Exercise aim
Comb the records below for the string "Enel" and copy each line where it turns up.

## begin Record list

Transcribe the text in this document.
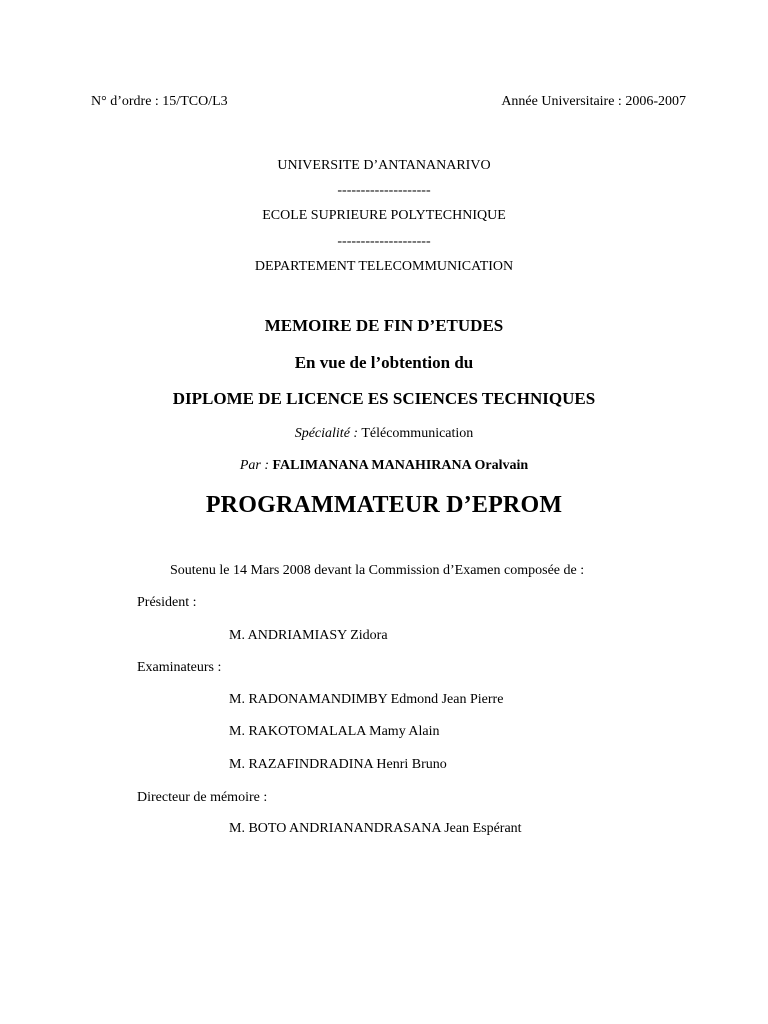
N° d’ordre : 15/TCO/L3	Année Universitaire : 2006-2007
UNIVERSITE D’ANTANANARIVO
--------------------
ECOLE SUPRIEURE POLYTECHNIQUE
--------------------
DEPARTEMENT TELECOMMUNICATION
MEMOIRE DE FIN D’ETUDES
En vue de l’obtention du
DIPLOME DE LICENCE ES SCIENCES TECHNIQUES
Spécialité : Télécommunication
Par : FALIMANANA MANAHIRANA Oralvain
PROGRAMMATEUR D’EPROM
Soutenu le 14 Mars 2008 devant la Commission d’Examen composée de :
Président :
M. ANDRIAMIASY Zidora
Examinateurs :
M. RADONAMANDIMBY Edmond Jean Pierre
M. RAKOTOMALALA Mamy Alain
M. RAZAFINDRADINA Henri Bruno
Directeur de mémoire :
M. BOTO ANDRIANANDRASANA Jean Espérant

## end Record list
## begin Record list

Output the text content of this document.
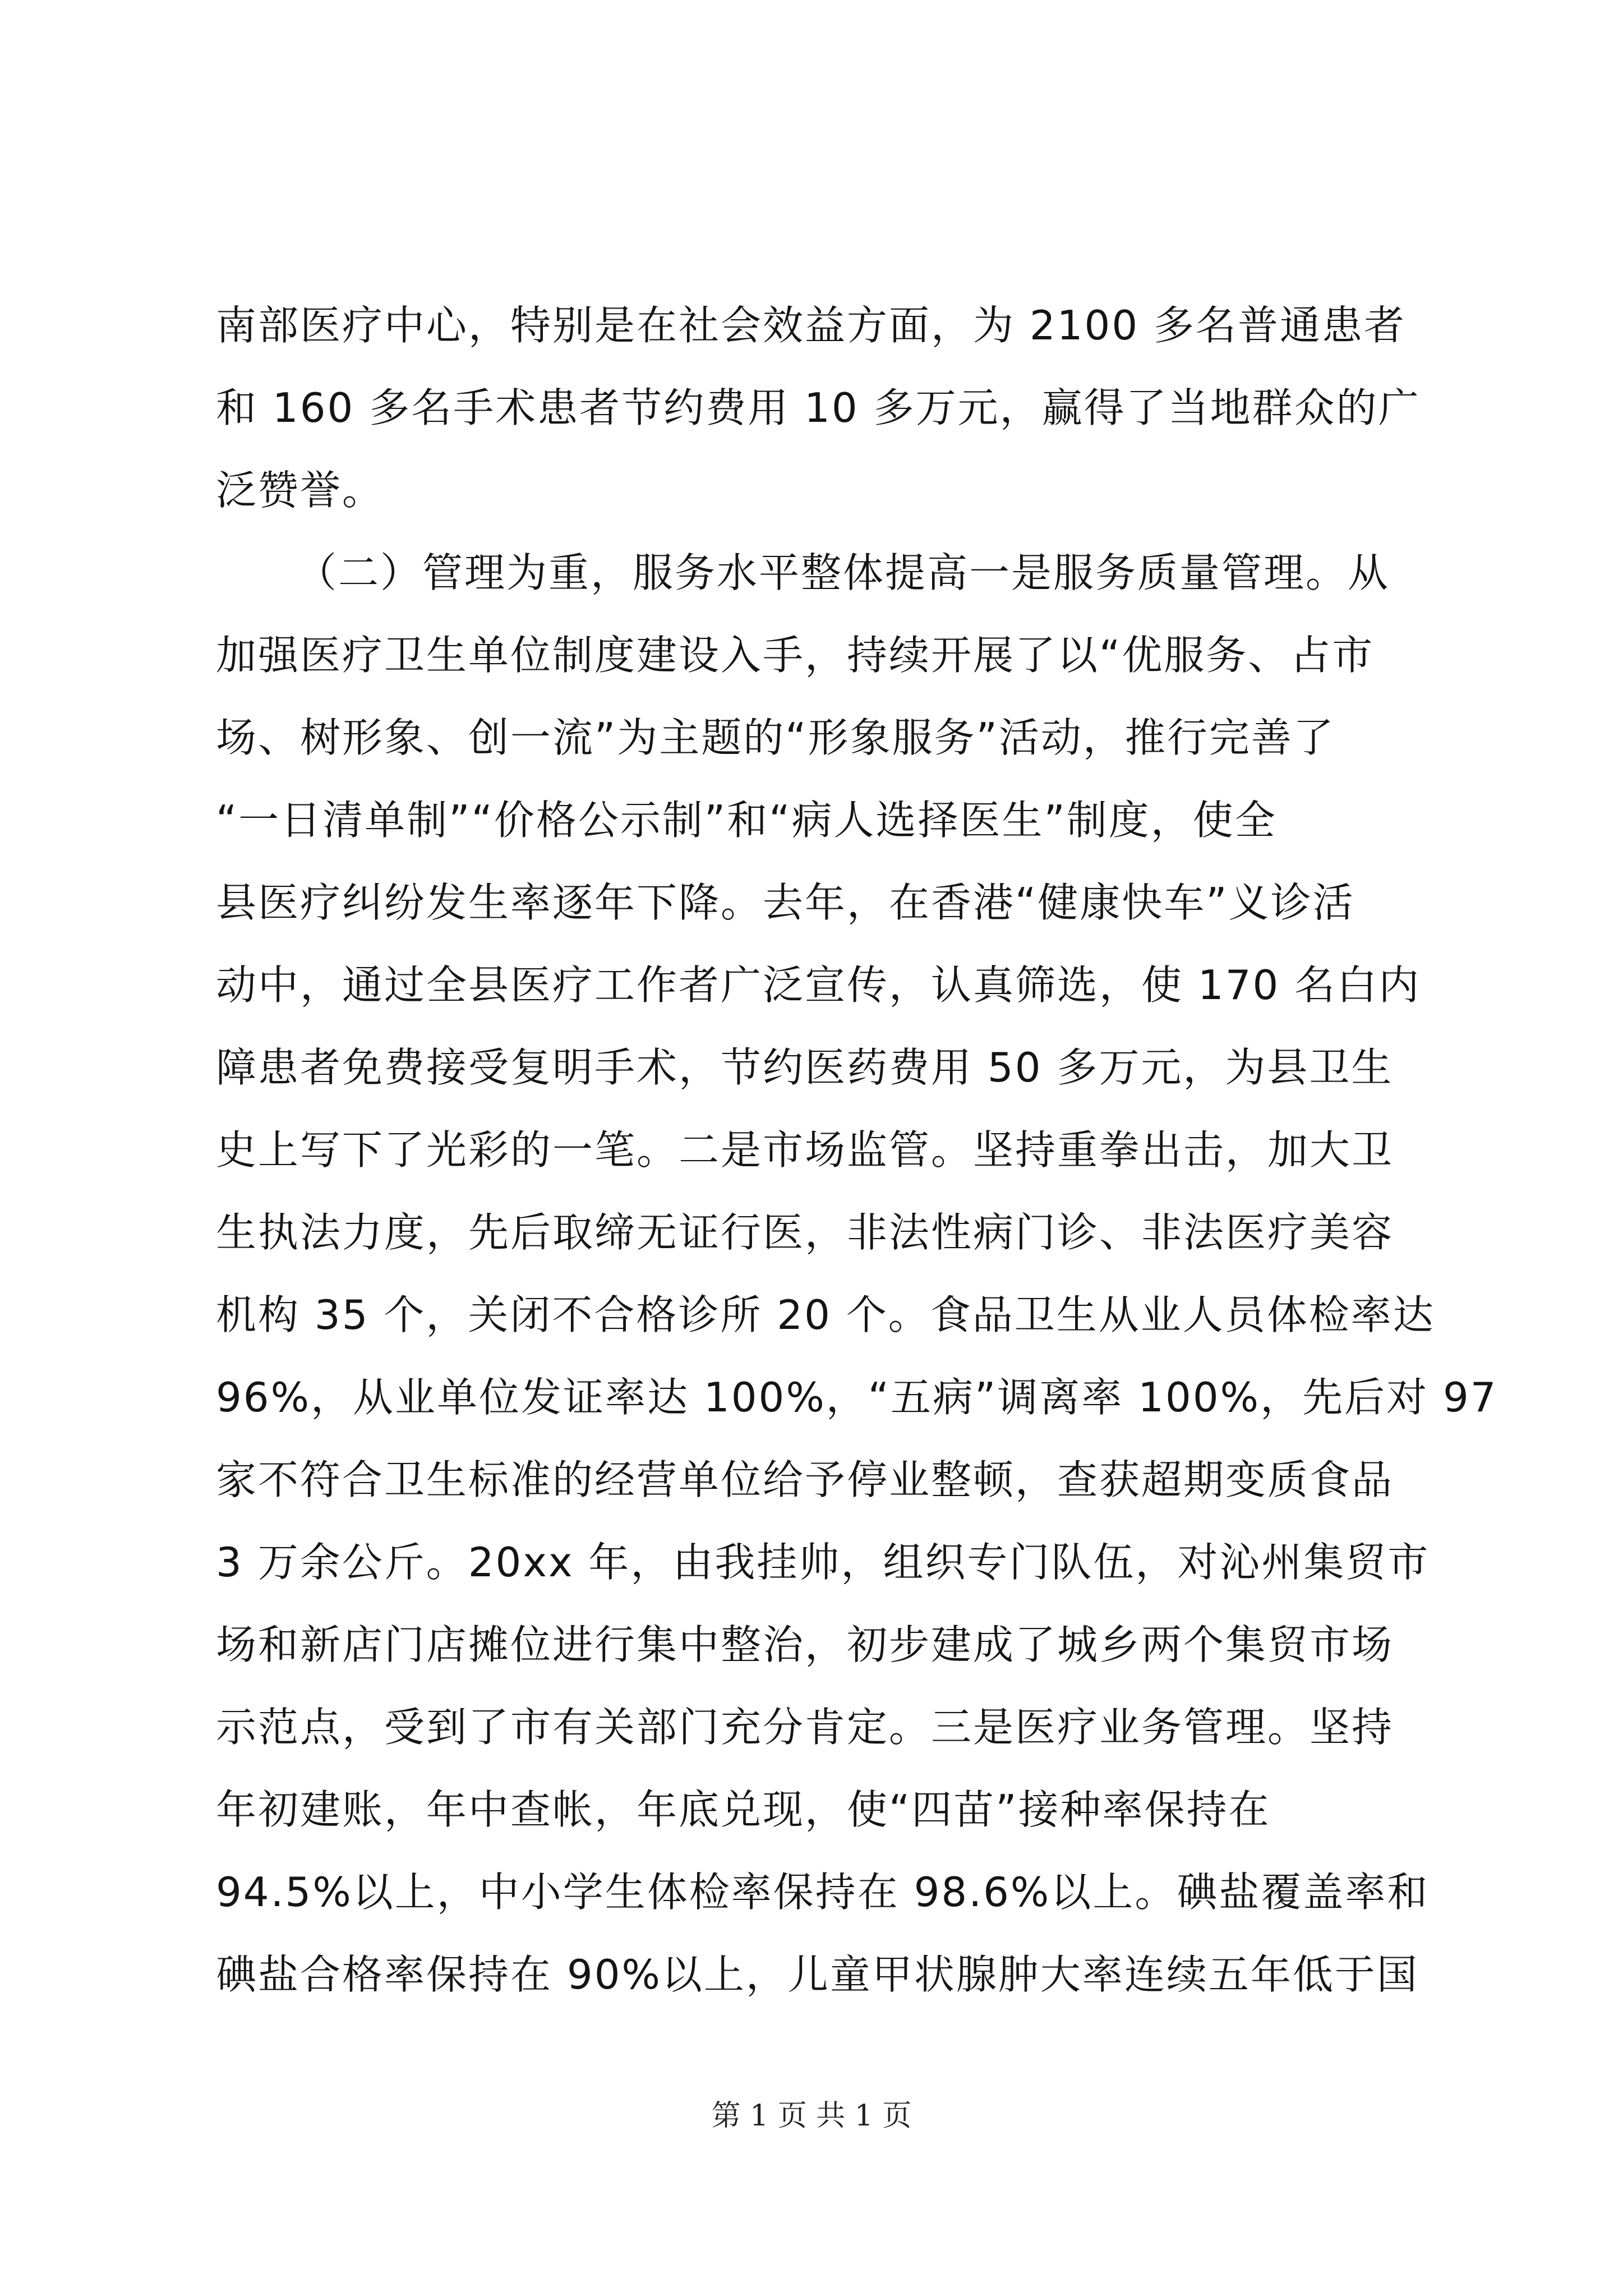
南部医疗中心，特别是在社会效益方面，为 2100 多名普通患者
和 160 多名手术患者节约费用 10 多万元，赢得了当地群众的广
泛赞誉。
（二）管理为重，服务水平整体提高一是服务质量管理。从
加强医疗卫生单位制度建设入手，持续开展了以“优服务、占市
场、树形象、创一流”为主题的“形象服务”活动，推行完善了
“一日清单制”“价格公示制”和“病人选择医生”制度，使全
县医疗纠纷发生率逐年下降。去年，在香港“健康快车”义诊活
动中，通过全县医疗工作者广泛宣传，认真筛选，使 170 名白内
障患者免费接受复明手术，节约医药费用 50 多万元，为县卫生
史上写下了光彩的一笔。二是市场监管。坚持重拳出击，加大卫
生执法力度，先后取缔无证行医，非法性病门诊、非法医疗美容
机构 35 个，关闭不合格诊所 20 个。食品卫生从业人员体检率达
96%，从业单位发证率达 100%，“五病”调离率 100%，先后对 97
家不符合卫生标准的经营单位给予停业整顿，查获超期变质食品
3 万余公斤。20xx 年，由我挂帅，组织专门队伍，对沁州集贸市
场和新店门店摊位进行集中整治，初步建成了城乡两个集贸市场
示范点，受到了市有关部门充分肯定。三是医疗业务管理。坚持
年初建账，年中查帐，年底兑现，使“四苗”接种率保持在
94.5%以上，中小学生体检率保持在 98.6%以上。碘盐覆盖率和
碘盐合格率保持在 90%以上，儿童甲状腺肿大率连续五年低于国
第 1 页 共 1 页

## end Record list
## begin Record list

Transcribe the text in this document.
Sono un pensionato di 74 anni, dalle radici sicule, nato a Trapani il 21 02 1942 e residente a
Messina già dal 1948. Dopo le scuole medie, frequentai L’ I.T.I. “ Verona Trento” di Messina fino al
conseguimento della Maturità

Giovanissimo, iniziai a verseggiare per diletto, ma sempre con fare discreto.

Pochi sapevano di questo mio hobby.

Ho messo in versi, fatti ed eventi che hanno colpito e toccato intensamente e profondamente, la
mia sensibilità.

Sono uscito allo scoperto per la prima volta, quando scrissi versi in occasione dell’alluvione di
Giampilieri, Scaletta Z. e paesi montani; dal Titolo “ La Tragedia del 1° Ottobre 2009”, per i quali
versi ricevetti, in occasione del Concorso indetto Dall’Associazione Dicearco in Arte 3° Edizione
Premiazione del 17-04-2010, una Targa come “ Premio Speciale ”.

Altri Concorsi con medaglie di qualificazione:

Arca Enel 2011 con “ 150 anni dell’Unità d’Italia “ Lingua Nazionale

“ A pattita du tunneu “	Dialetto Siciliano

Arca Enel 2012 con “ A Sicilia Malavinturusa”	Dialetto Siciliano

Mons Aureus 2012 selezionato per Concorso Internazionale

## end Record list

Expected output
Arca Enel 2011 con “ 150 anni dell’Unità d’Italia “ Lingua Nazionale
Arca Enel 2012 con “ A Sicilia Malavinturusa”	Dialetto Siciliano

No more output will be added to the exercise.